SUPPLIED MATERIAL -
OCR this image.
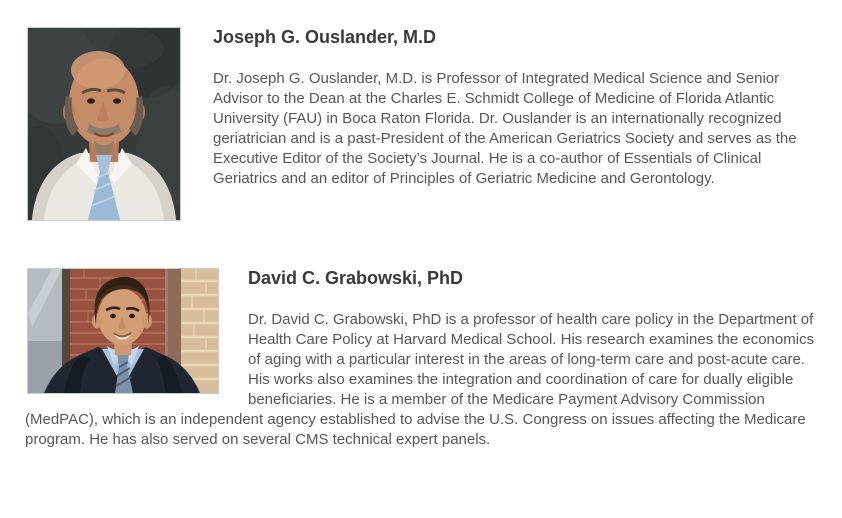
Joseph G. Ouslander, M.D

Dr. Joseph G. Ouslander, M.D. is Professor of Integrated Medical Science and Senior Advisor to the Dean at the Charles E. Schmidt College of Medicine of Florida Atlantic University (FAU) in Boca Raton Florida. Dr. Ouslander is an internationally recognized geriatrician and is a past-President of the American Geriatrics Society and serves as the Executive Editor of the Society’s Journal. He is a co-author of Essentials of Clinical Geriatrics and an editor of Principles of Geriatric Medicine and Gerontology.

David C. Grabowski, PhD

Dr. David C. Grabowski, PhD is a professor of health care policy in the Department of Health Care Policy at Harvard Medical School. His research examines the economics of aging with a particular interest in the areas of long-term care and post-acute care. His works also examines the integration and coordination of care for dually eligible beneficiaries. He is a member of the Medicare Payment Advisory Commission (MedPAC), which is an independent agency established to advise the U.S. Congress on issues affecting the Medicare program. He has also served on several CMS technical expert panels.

...

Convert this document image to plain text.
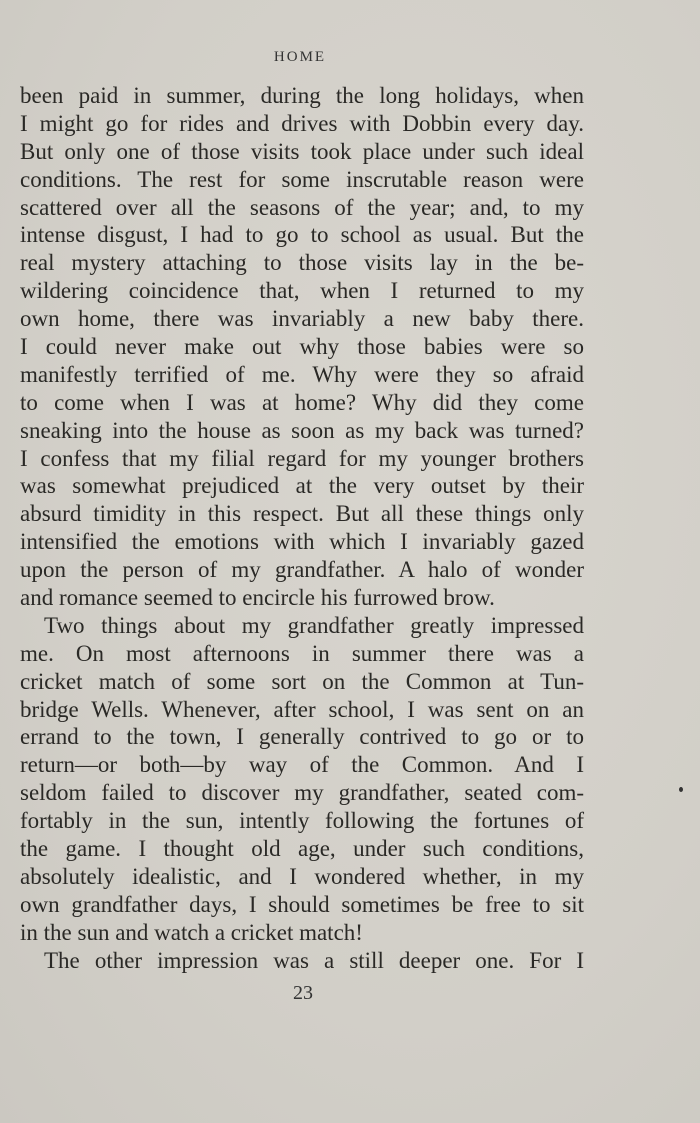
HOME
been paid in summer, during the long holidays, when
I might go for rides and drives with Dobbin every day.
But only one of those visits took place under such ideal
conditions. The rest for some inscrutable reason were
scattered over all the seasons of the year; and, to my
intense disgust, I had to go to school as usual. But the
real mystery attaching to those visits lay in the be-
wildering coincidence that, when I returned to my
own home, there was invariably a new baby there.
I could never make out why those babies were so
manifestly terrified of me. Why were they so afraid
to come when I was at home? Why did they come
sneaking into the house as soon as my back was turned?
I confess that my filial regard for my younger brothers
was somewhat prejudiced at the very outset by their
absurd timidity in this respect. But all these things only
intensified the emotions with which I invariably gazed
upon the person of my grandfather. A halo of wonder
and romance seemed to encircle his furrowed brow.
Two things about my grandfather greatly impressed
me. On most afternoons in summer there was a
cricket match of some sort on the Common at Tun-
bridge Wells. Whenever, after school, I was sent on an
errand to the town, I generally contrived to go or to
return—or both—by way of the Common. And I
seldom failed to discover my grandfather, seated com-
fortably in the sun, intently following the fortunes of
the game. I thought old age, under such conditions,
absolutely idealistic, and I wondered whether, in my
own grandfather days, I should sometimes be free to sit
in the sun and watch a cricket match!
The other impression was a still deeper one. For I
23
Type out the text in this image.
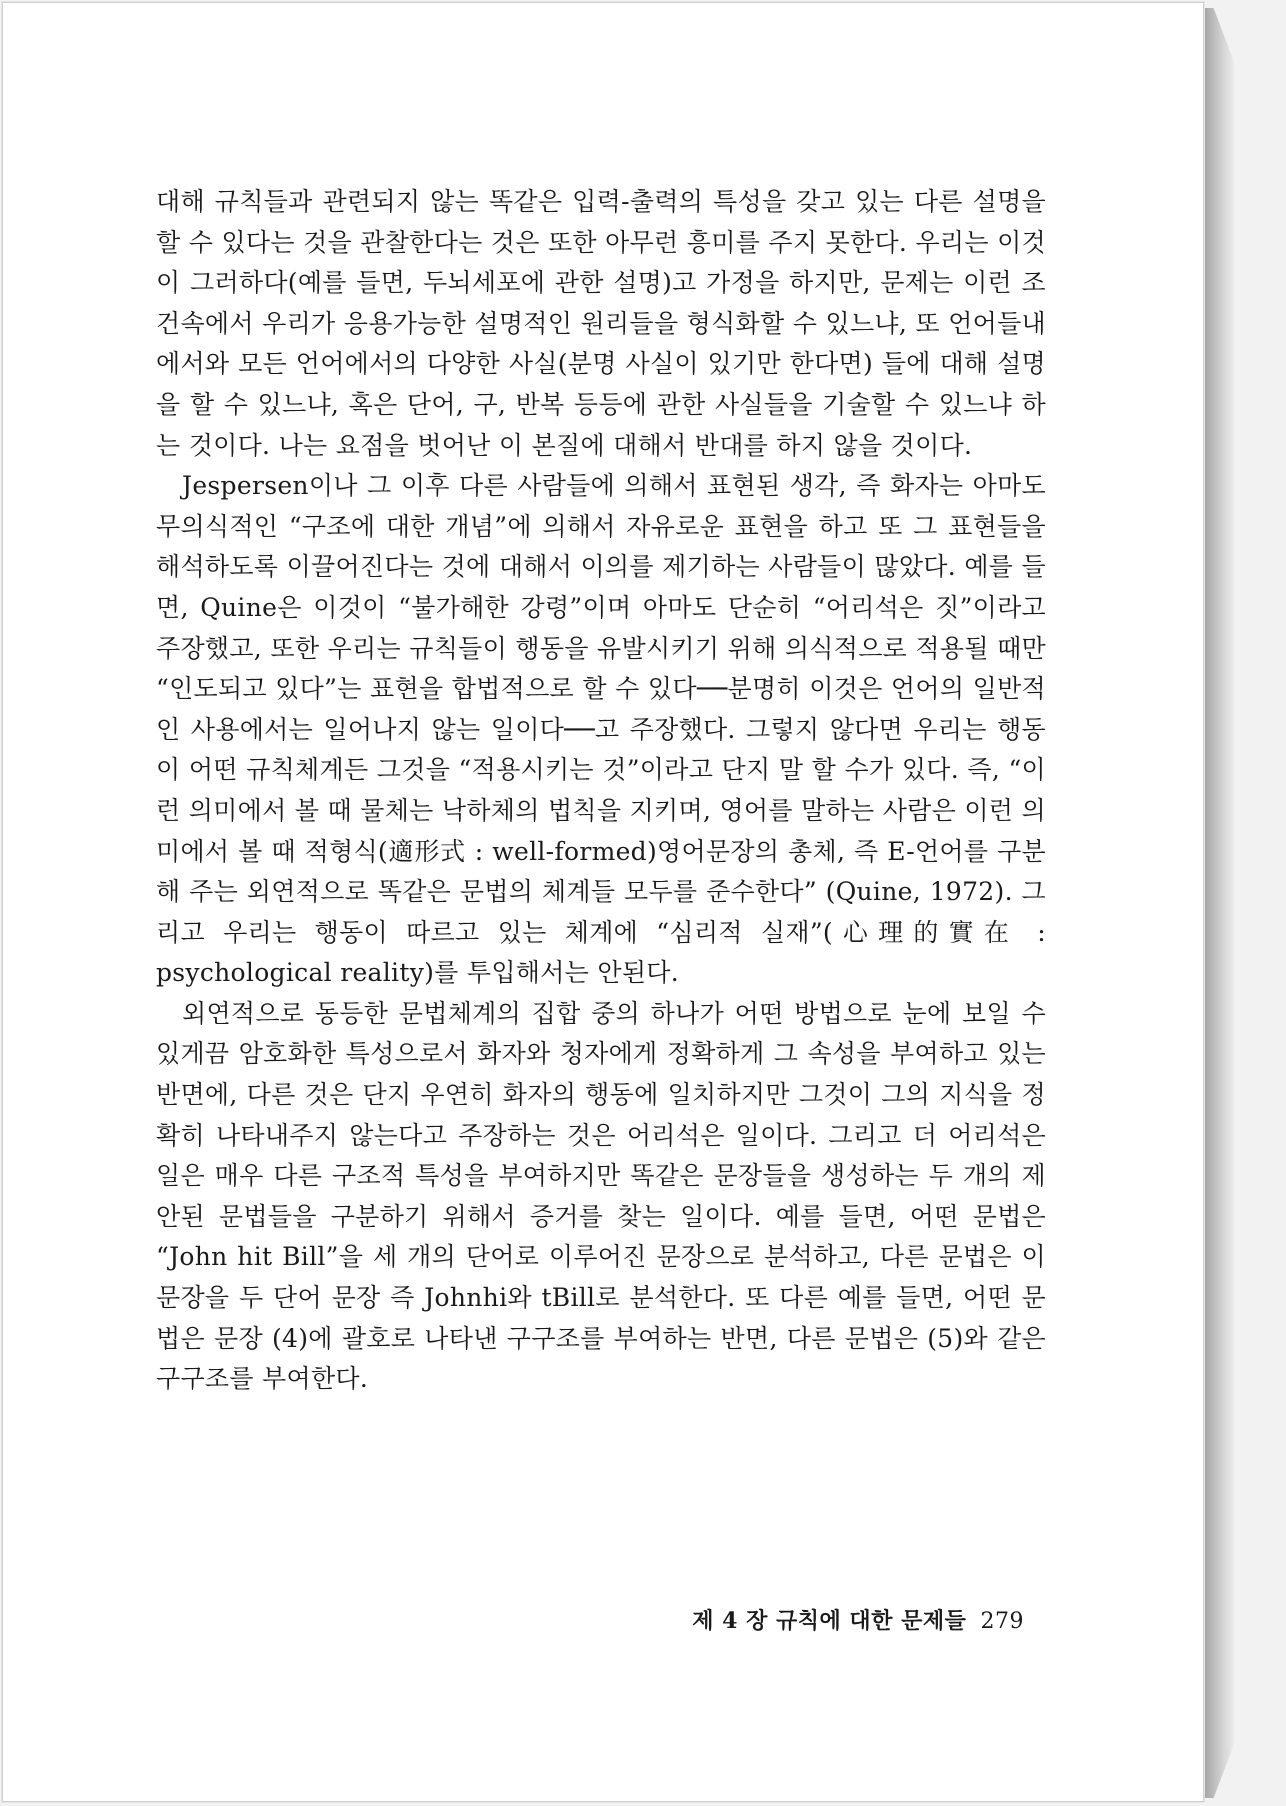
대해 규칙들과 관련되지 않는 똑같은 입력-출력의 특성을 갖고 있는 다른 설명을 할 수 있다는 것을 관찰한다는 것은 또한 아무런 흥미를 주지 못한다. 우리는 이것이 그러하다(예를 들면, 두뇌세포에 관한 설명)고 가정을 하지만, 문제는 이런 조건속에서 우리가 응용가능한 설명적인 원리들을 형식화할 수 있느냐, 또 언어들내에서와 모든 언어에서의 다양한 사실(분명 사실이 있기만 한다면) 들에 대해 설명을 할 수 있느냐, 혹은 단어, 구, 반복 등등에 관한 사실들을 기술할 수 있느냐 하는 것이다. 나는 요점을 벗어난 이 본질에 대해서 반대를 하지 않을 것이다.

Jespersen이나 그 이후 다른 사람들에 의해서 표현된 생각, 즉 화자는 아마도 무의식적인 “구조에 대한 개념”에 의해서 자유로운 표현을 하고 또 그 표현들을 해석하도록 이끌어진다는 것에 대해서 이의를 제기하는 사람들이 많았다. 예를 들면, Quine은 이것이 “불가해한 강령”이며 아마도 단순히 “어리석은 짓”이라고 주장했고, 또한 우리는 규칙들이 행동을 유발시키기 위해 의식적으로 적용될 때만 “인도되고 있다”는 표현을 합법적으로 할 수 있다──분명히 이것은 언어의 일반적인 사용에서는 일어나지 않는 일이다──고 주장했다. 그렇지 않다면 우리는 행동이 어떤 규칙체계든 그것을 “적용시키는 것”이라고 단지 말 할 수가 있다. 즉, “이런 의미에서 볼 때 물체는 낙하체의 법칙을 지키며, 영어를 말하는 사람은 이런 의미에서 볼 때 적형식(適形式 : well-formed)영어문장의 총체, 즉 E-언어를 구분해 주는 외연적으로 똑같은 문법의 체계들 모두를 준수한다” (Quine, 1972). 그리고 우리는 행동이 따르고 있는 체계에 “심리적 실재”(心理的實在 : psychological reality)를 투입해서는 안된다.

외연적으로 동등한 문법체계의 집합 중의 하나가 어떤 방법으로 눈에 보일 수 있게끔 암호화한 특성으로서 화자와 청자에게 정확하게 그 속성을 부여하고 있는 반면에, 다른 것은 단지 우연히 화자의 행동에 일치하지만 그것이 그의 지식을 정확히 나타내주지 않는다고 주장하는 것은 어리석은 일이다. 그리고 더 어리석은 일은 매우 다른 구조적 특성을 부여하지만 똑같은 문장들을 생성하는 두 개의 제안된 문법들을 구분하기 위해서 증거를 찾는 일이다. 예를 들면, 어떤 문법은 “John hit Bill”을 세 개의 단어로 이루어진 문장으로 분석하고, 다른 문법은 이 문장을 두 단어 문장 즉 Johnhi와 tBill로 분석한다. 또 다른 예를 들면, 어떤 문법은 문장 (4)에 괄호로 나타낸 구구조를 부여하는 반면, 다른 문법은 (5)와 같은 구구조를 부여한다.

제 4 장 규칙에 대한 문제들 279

* * *

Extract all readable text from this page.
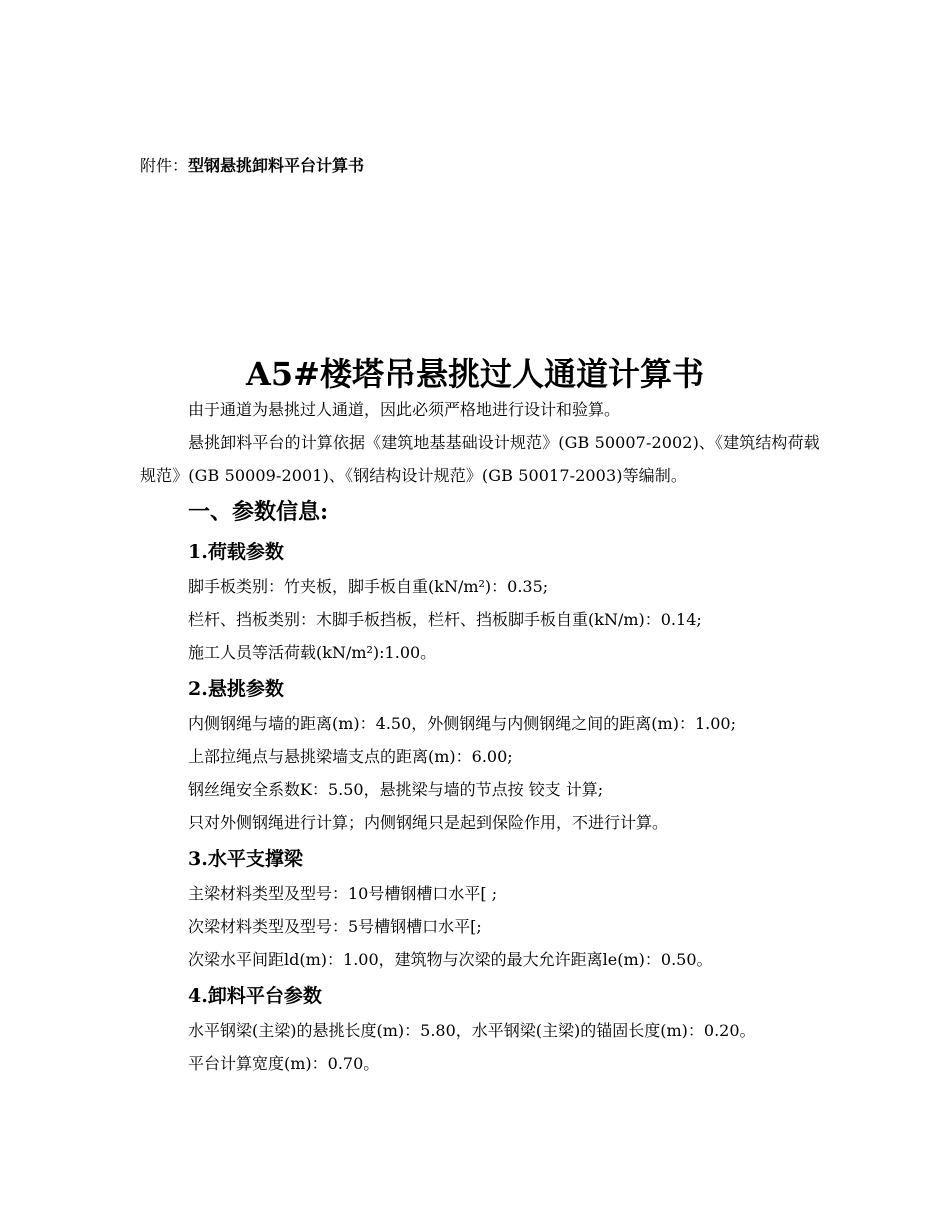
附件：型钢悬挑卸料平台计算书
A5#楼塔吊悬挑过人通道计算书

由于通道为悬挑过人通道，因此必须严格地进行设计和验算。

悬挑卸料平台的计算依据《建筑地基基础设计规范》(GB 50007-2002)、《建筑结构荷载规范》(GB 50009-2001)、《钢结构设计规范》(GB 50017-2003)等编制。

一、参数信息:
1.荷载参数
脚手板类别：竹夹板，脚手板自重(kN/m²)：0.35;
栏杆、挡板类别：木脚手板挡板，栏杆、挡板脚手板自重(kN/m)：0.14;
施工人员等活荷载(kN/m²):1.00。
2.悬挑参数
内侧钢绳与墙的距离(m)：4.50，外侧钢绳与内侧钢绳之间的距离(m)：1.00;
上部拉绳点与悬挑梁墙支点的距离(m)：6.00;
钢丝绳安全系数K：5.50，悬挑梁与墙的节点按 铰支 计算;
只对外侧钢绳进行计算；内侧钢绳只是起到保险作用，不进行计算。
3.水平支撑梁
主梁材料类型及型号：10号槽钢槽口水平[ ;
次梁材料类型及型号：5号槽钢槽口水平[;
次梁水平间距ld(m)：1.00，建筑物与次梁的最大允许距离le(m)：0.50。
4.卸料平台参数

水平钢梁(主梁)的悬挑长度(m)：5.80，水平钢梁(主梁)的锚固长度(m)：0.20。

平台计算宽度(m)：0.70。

WORK REQUIRED - Pull out every line in the data above that has the word "which".

OUTPUT OF THE TASK -
Dr. David C. Grabowski, PhD is a professor of health care policy in the Department of Health Care Policy at Harvard Medical School. His research examines the economics of aging with a particular interest in the areas of long-term care and post-acute care. His works also examines the integration and coordination of care for dually eligible beneficiaries. He is a member of the Medicare Payment Advisory Commission (MedPAC), which is an independent agency established to advise the U.S. Congress on issues affecting the Medicare program. He has also served on several CMS technical expert panels.
intensified the emotions with which I invariably gazed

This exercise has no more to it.